##### Material provided

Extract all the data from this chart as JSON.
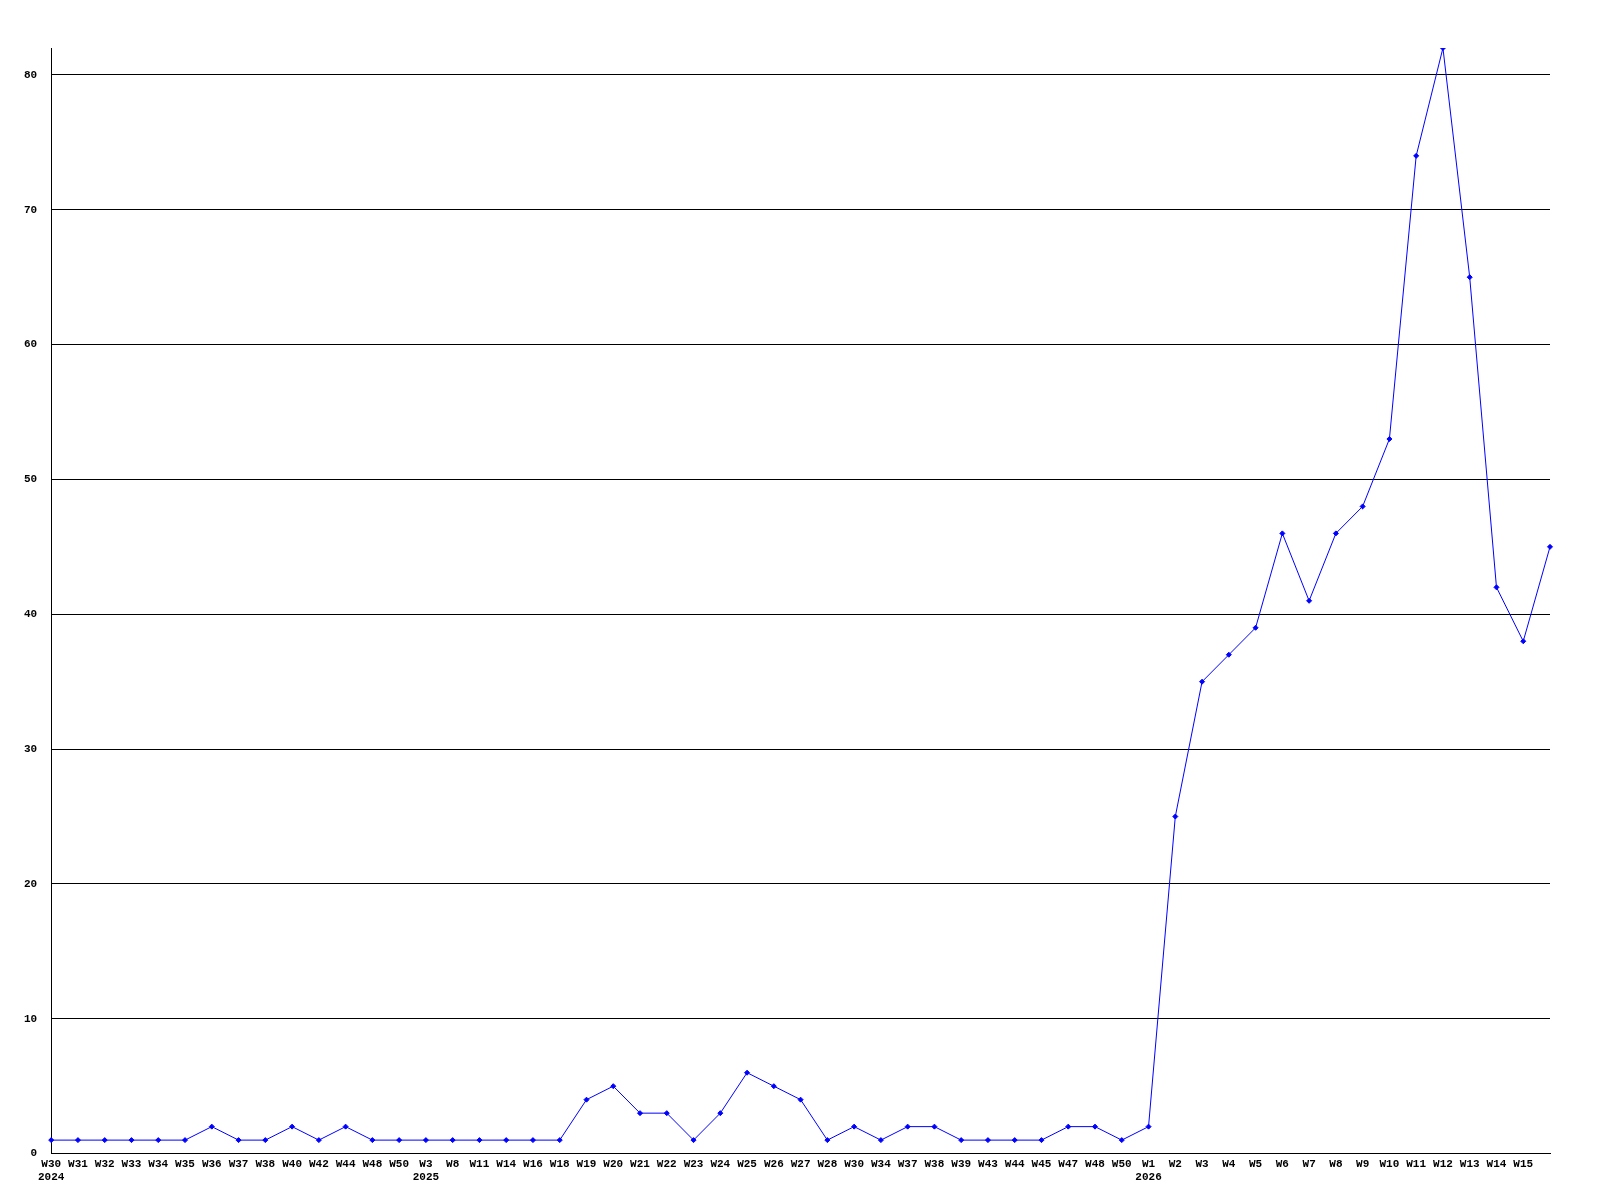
{
  "chart_data": {
    "type": "line",
    "categories": [
      "W30\n2024",
      "W31",
      "W32",
      "W33",
      "W34",
      "W35",
      "W36",
      "W37",
      "W38",
      "W40",
      "W42",
      "W44",
      "W48",
      "W50",
      "W3\n2025",
      "W8",
      "W11",
      "W14",
      "W16",
      "W18",
      "W19",
      "W20",
      "W21",
      "W22",
      "W23",
      "W24",
      "W25",
      "W26",
      "W27",
      "W28",
      "W30",
      "W34",
      "W37",
      "W38",
      "W39",
      "W43",
      "W44",
      "W45",
      "W47",
      "W48",
      "W50",
      "W1\n2026",
      "W2",
      "W3",
      "W4",
      "W5",
      "W6",
      "W7",
      "W8",
      "W9",
      "W10",
      "W11",
      "W12",
      "W13",
      "W14",
      "W15",
      null
    ],
    "series": [
      {
        "color": "#0000ff",
        "values": [
          1,
          1,
          1,
          1,
          1,
          1,
          2,
          1,
          1,
          2,
          1,
          2,
          1,
          1,
          1,
          1,
          1,
          1,
          1,
          1,
          4,
          5,
          3,
          3,
          1,
          3,
          6,
          5,
          4,
          1,
          2,
          1,
          2,
          2,
          1,
          1,
          1,
          1,
          2,
          2,
          1,
          2,
          25,
          35,
          37,
          39,
          46,
          41,
          46,
          48,
          53,
          74,
          82,
          65,
          42,
          38,
          45
        ]
      }
    ],
    "ylim": [
      0,
      82
    ],
    "yticks": [
      0,
      10,
      20,
      30,
      40,
      50,
      60,
      70,
      80
    ],
    "grid": "y",
    "legend": false,
    "marker": "diamond",
    "line_style": "solid"
  }
}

##########

To do: Word for word, quote the full listing, omitting every picture.

Result for this exercise:
Extract all the data from this chart as JSON.
{
  "chart_data": {
    "type": "line",
    "categories": [
      "W30\n2024",
      "W31",
      "W32",
      "W33",
      "W34",
      "W35",
      "W36",
      "W37",
      "W38",
      "W40",
      "W42",
      "W44",
      "W48",
      "W50",
      "W3\n2025",
      "W8",
      "W11",
      "W14",
      "W16",
      "W18",
      "W19",
      "W20",
      "W21",
      "W22",
      "W23",
      "W24",
      "W25",
      "W26",
      "W27",
      "W28",
      "W30",
      "W34",
      "W37",
      "W38",
      "W39",
      "W43",
      "W44",
      "W45",
      "W47",
      "W48",
      "W50",
      "W1\n2026",
      "W2",
      "W3",
      "W4",
      "W5",
      "W6",
      "W7",
      "W8",
      "W9",
      "W10",
      "W11",
      "W12",
      "W13",
      "W14",
      "W15",
      null
    ],
    "series": [
      {
        "color": "#0000ff",
        "values": [
          1,
          1,
          1,
          1,
          1,
          1,
          2,
          1,
          1,
          2,
          1,
          2,
          1,
          1,
          1,
          1,
          1,
          1,
          1,
          1,
          4,
          5,
          3,
          3,
          1,
          3,
          6,
          5,
          4,
          1,
          2,
          1,
          2,
          2,
          1,
          1,
          1,
          1,
          2,
          2,
          1,
          2,
          25,
          35,
          37,
          39,
          46,
          41,
          46,
          48,
          53,
          74,
          82,
          65,
          42,
          38,
          45
        ]
      }
    ],
    "ylim": [
      0,
      82
    ],
    "yticks": [
      0,
      10,
      20,
      30,
      40,
      50,
      60,
      70,
      80
    ],
    "grid": "y",
    "legend": false,
    "marker": "diamond",
    "line_style": "solid"
  }
}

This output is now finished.